=== WRITTEN PROBLEM ===
Write out the entire listing below exactly, with the pictures left out.

Records contained in a dataset:
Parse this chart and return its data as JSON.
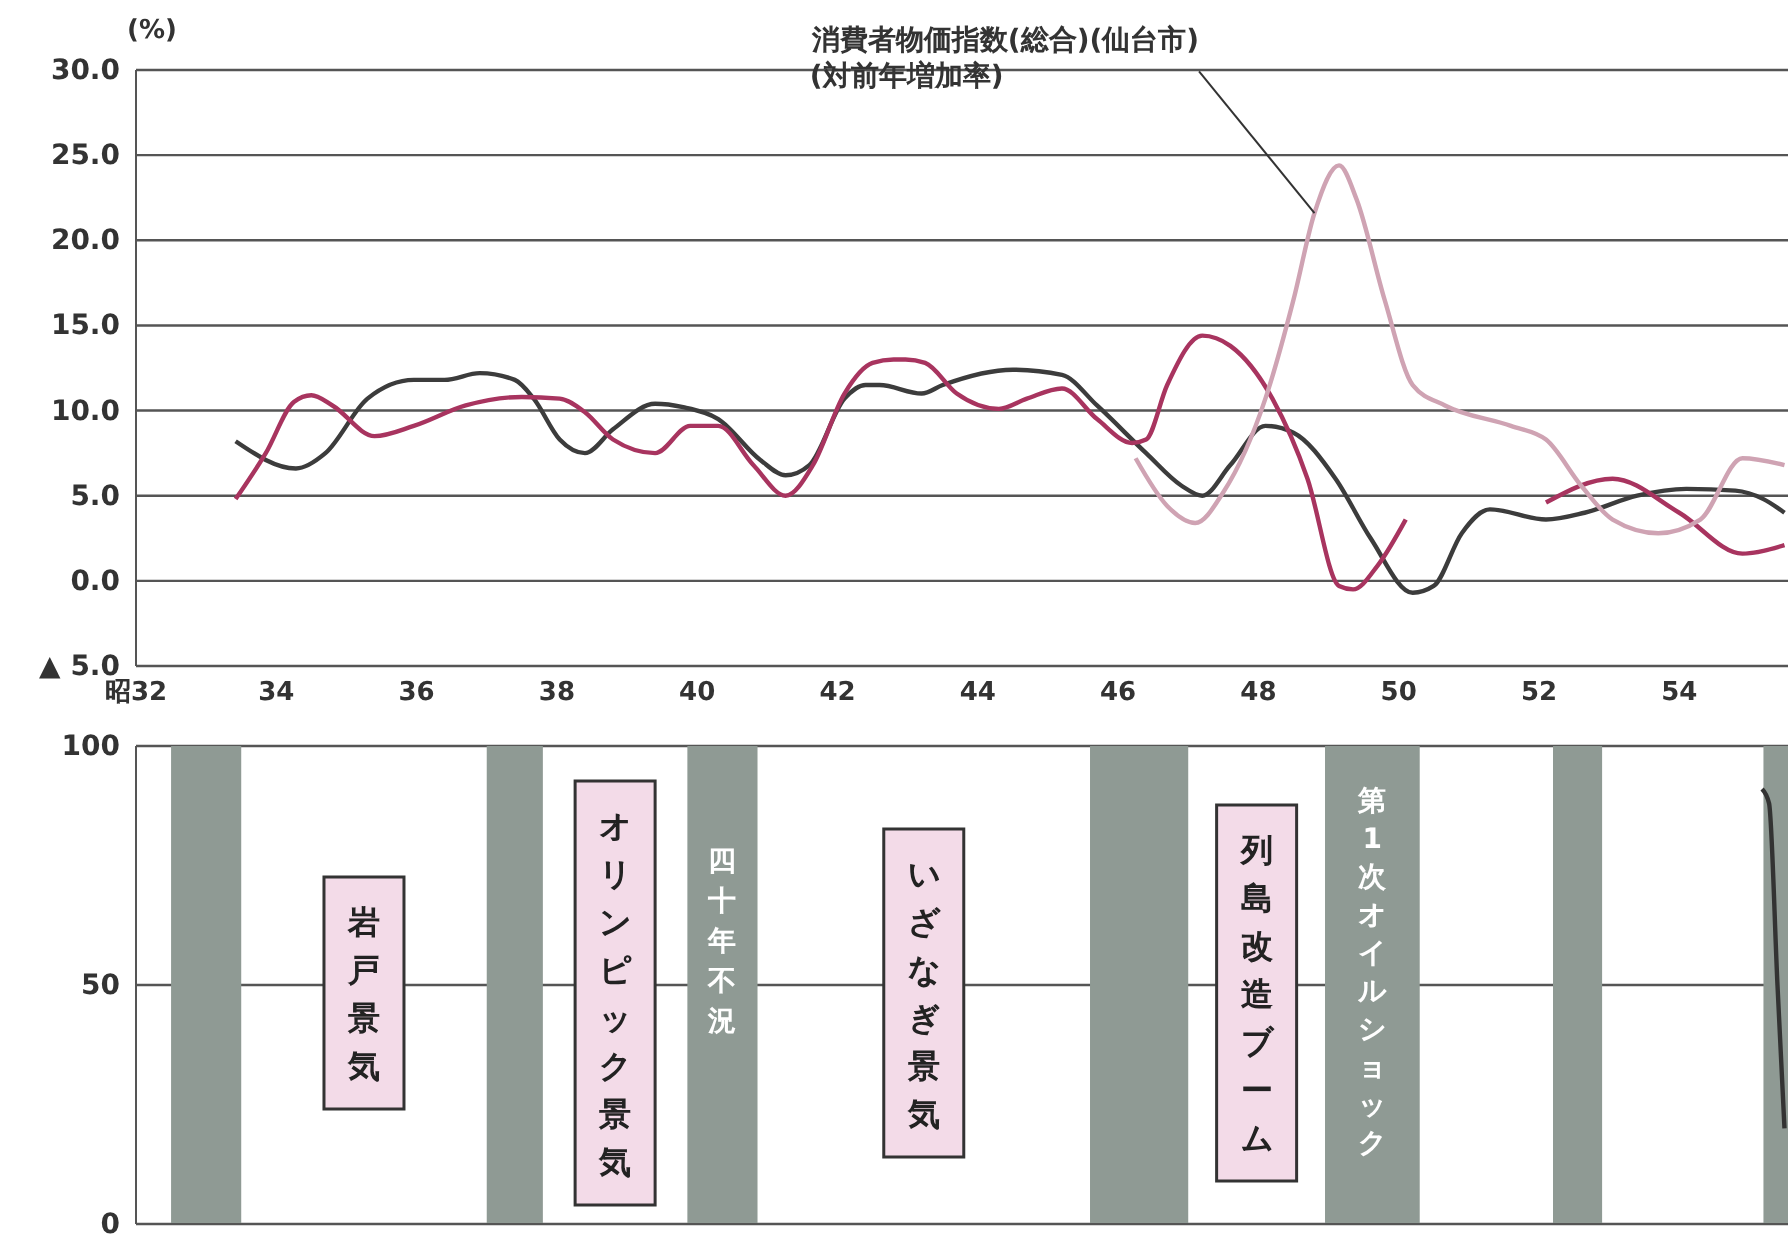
{
  "chart_data": [
    {
      "type": "line",
      "ylabel": "(%)",
      "xlim": [
        32,
        55.55
      ],
      "ylim": [
        -5,
        30
      ],
      "xticks": [
        {
          "value": 32,
          "label": "昭32"
        },
        34,
        36,
        38,
        40,
        42,
        44,
        46,
        48,
        50,
        52,
        54
      ],
      "yticks": [
        {
          "value": -5,
          "label": "▲ 5.0"
        },
        {
          "value": 0,
          "label": "0.0"
        },
        {
          "value": 5,
          "label": "5.0"
        },
        {
          "value": 10,
          "label": "10.0"
        },
        {
          "value": 15,
          "label": "15.0"
        },
        {
          "value": 20,
          "label": "20.0"
        },
        {
          "value": 25,
          "label": "25.0"
        },
        {
          "value": 30,
          "label": "30.0"
        }
      ],
      "grid": "y",
      "series": [
        {
          "color": "#3c3c3c",
          "x": [
            33.42,
            34.28,
            34.7,
            35.3,
            35.96,
            36.4,
            36.9,
            37.4,
            37.67,
            38.04,
            38.4,
            38.8,
            39.4,
            39.8,
            40.3,
            40.9,
            41.26,
            41.6,
            42.1,
            42.4,
            42.6,
            43.2,
            43.5,
            44.5,
            45.2,
            45.7,
            46.4,
            46.9,
            47.2,
            47.6,
            48.1,
            48.5,
            49.1,
            49.6,
            50.2,
            50.5,
            50.9,
            51.3,
            52.1,
            52.65,
            53.4,
            54.1,
            54.8,
            55.2,
            55.5
          ],
          "values": [
            8.2,
            6.6,
            7.5,
            10.7,
            11.8,
            11.8,
            12.2,
            11.8,
            10.7,
            8.3,
            7.5,
            8.9,
            10.4,
            10.2,
            9.5,
            7.1,
            6.2,
            6.8,
            10.7,
            11.5,
            11.5,
            11.0,
            11.5,
            12.4,
            12.1,
            10.3,
            7.5,
            5.6,
            5.0,
            6.8,
            9.1,
            8.7,
            6.0,
            2.5,
            -0.7,
            -0.3,
            2.8,
            4.2,
            3.6,
            4.0,
            5.0,
            5.4,
            5.3,
            4.8,
            4.0
          ]
        },
        {
          "color": "#a8345f",
          "x": [
            33.42,
            33.85,
            34.25,
            34.5,
            34.8,
            35.4,
            35.96,
            36.7,
            37.5,
            38.04,
            38.4,
            38.8,
            39.4,
            39.9,
            40.3,
            40.8,
            41.26,
            41.65,
            42.1,
            42.5,
            42.8,
            42.97,
            43.25,
            43.7,
            44.3,
            44.7,
            45.2,
            45.7,
            46.2,
            46.4,
            46.7,
            47.2,
            47.6,
            48.2,
            48.7,
            49.15,
            49.35,
            49.7,
            50.1,
            51,
            52.1,
            53.05,
            54.0,
            54.9,
            55.5
          ],
          "values": [
            4.8,
            7.5,
            10.5,
            10.9,
            10.3,
            8.5,
            9.1,
            10.3,
            10.8,
            10.7,
            9.9,
            8.3,
            7.5,
            9.1,
            9.1,
            6.8,
            5.0,
            6.8,
            11.0,
            12.8,
            13.0,
            13.0,
            12.8,
            11.0,
            10.1,
            10.7,
            11.3,
            9.5,
            8.1,
            8.3,
            11.5,
            14.4,
            13.8,
            10.7,
            6.0,
            -0.3,
            -0.5,
            0.9,
            3.6,
            null,
            4.6,
            6.0,
            4.0,
            1.6,
            2.1
          ]
        },
        {
          "name": "消費者物価指数(総合)(仙台市)\n(対前年増加率)",
          "color": "#cfa3b3",
          "x": [
            46.25,
            46.7,
            47.1,
            47.5,
            48.1,
            48.5,
            48.8,
            49.15,
            49.4,
            49.8,
            50.2,
            50.66,
            51.6,
            52.1,
            52.6,
            53.05,
            53.7,
            54.3,
            54.9,
            55.5
          ],
          "values": [
            7.2,
            4.4,
            3.4,
            5.2,
            10.7,
            16.5,
            21.6,
            24.4,
            22.4,
            16.5,
            11.5,
            10.3,
            9.1,
            8.3,
            5.6,
            3.6,
            2.8,
            3.6,
            7.2,
            6.8
          ]
        }
      ]
    },
    {
      "type": "line",
      "xlim": [
        32,
        55.55
      ],
      "ylim": [
        0,
        100
      ],
      "yticks": [
        0,
        50,
        100
      ],
      "grid": "y",
      "tick_labels": "y",
      "bands": [
        {
          "axis": "x",
          "from": 32.5,
          "to": 33.5,
          "color": "#8f9a94"
        },
        {
          "axis": "x",
          "from": 37.0,
          "to": 37.8,
          "color": "#8f9a94"
        },
        {
          "axis": "x",
          "from": 39.86,
          "to": 40.86,
          "color": "#8f9a94",
          "label": "四十年不況"
        },
        {
          "axis": "x",
          "from": 45.6,
          "to": 47.0,
          "color": "#8f9a94"
        },
        {
          "axis": "x",
          "from": 48.95,
          "to": 50.3,
          "color": "#8f9a94",
          "label": "第1次オイルショック"
        },
        {
          "axis": "x",
          "from": 52.2,
          "to": 52.9,
          "color": "#8f9a94"
        },
        {
          "axis": "x",
          "from": 55.2,
          "to": 55.55,
          "color": "#8f9a94"
        }
      ],
      "annotations": [
        "岩戸景気",
        "オリンピック景気",
        "いざなぎ景気",
        "列島改造ブーム"
      ],
      "series": [
        {
          "color": "#333333",
          "x": [
            55.18,
            55.28,
            55.4,
            55.5
          ],
          "values": [
            91,
            88,
            50,
            20
          ]
        }
      ]
    }
  ]
}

=== THE RESPONSE ===
Parse this chart and return its data as JSON.
{
  "chart_data": [
    {
      "type": "line",
      "ylabel": "(%)",
      "xlim": [
        32,
        55.55
      ],
      "ylim": [
        -5,
        30
      ],
      "xticks": [
        {
          "value": 32,
          "label": "昭32"
        },
        34,
        36,
        38,
        40,
        42,
        44,
        46,
        48,
        50,
        52,
        54
      ],
      "yticks": [
        {
          "value": -5,
          "label": "▲ 5.0"
        },
        {
          "value": 0,
          "label": "0.0"
        },
        {
          "value": 5,
          "label": "5.0"
        },
        {
          "value": 10,
          "label": "10.0"
        },
        {
          "value": 15,
          "label": "15.0"
        },
        {
          "value": 20,
          "label": "20.0"
        },
        {
          "value": 25,
          "label": "25.0"
        },
        {
          "value": 30,
          "label": "30.0"
        }
      ],
      "grid": "y",
      "series": [
        {
          "color": "#3c3c3c",
          "x": [
            33.42,
            34.28,
            34.7,
            35.3,
            35.96,
            36.4,
            36.9,
            37.4,
            37.67,
            38.04,
            38.4,
            38.8,
            39.4,
            39.8,
            40.3,
            40.9,
            41.26,
            41.6,
            42.1,
            42.4,
            42.6,
            43.2,
            43.5,
            44.5,
            45.2,
            45.7,
            46.4,
            46.9,
            47.2,
            47.6,
            48.1,
            48.5,
            49.1,
            49.6,
            50.2,
            50.5,
            50.9,
            51.3,
            52.1,
            52.65,
            53.4,
            54.1,
            54.8,
            55.2,
            55.5
          ],
          "values": [
            8.2,
            6.6,
            7.5,
            10.7,
            11.8,
            11.8,
            12.2,
            11.8,
            10.7,
            8.3,
            7.5,
            8.9,
            10.4,
            10.2,
            9.5,
            7.1,
            6.2,
            6.8,
            10.7,
            11.5,
            11.5,
            11.0,
            11.5,
            12.4,
            12.1,
            10.3,
            7.5,
            5.6,
            5.0,
            6.8,
            9.1,
            8.7,
            6.0,
            2.5,
            -0.7,
            -0.3,
            2.8,
            4.2,
            3.6,
            4.0,
            5.0,
            5.4,
            5.3,
            4.8,
            4.0
          ]
        },
        {
          "color": "#a8345f",
          "x": [
            33.42,
            33.85,
            34.25,
            34.5,
            34.8,
            35.4,
            35.96,
            36.7,
            37.5,
            38.04,
            38.4,
            38.8,
            39.4,
            39.9,
            40.3,
            40.8,
            41.26,
            41.65,
            42.1,
            42.5,
            42.8,
            42.97,
            43.25,
            43.7,
            44.3,
            44.7,
            45.2,
            45.7,
            46.2,
            46.4,
            46.7,
            47.2,
            47.6,
            48.2,
            48.7,
            49.15,
            49.35,
            49.7,
            50.1,
            51,
            52.1,
            53.05,
            54.0,
            54.9,
            55.5
          ],
          "values": [
            4.8,
            7.5,
            10.5,
            10.9,
            10.3,
            8.5,
            9.1,
            10.3,
            10.8,
            10.7,
            9.9,
            8.3,
            7.5,
            9.1,
            9.1,
            6.8,
            5.0,
            6.8,
            11.0,
            12.8,
            13.0,
            13.0,
            12.8,
            11.0,
            10.1,
            10.7,
            11.3,
            9.5,
            8.1,
            8.3,
            11.5,
            14.4,
            13.8,
            10.7,
            6.0,
            -0.3,
            -0.5,
            0.9,
            3.6,
            null,
            4.6,
            6.0,
            4.0,
            1.6,
            2.1
          ]
        },
        {
          "name": "消費者物価指数(総合)(仙台市)\n(対前年増加率)",
          "color": "#cfa3b3",
          "x": [
            46.25,
            46.7,
            47.1,
            47.5,
            48.1,
            48.5,
            48.8,
            49.15,
            49.4,
            49.8,
            50.2,
            50.66,
            51.6,
            52.1,
            52.6,
            53.05,
            53.7,
            54.3,
            54.9,
            55.5
          ],
          "values": [
            7.2,
            4.4,
            3.4,
            5.2,
            10.7,
            16.5,
            21.6,
            24.4,
            22.4,
            16.5,
            11.5,
            10.3,
            9.1,
            8.3,
            5.6,
            3.6,
            2.8,
            3.6,
            7.2,
            6.8
          ]
        }
      ]
    },
    {
      "type": "line",
      "xlim": [
        32,
        55.55
      ],
      "ylim": [
        0,
        100
      ],
      "yticks": [
        0,
        50,
        100
      ],
      "grid": "y",
      "tick_labels": "y",
      "bands": [
        {
          "axis": "x",
          "from": 32.5,
          "to": 33.5,
          "color": "#8f9a94"
        },
        {
          "axis": "x",
          "from": 37.0,
          "to": 37.8,
          "color": "#8f9a94"
        },
        {
          "axis": "x",
          "from": 39.86,
          "to": 40.86,
          "color": "#8f9a94",
          "label": "四十年不況"
        },
        {
          "axis": "x",
          "from": 45.6,
          "to": 47.0,
          "color": "#8f9a94"
        },
        {
          "axis": "x",
          "from": 48.95,
          "to": 50.3,
          "color": "#8f9a94",
          "label": "第1次オイルショック"
        },
        {
          "axis": "x",
          "from": 52.2,
          "to": 52.9,
          "color": "#8f9a94"
        },
        {
          "axis": "x",
          "from": 55.2,
          "to": 55.55,
          "color": "#8f9a94"
        }
      ],
      "annotations": [
        "岩戸景気",
        "オリンピック景気",
        "いざなぎ景気",
        "列島改造ブーム"
      ],
      "series": [
        {
          "color": "#333333",
          "x": [
            55.18,
            55.28,
            55.4,
            55.5
          ],
          "values": [
            91,
            88,
            50,
            20
          ]
        }
      ]
    }
  ]
}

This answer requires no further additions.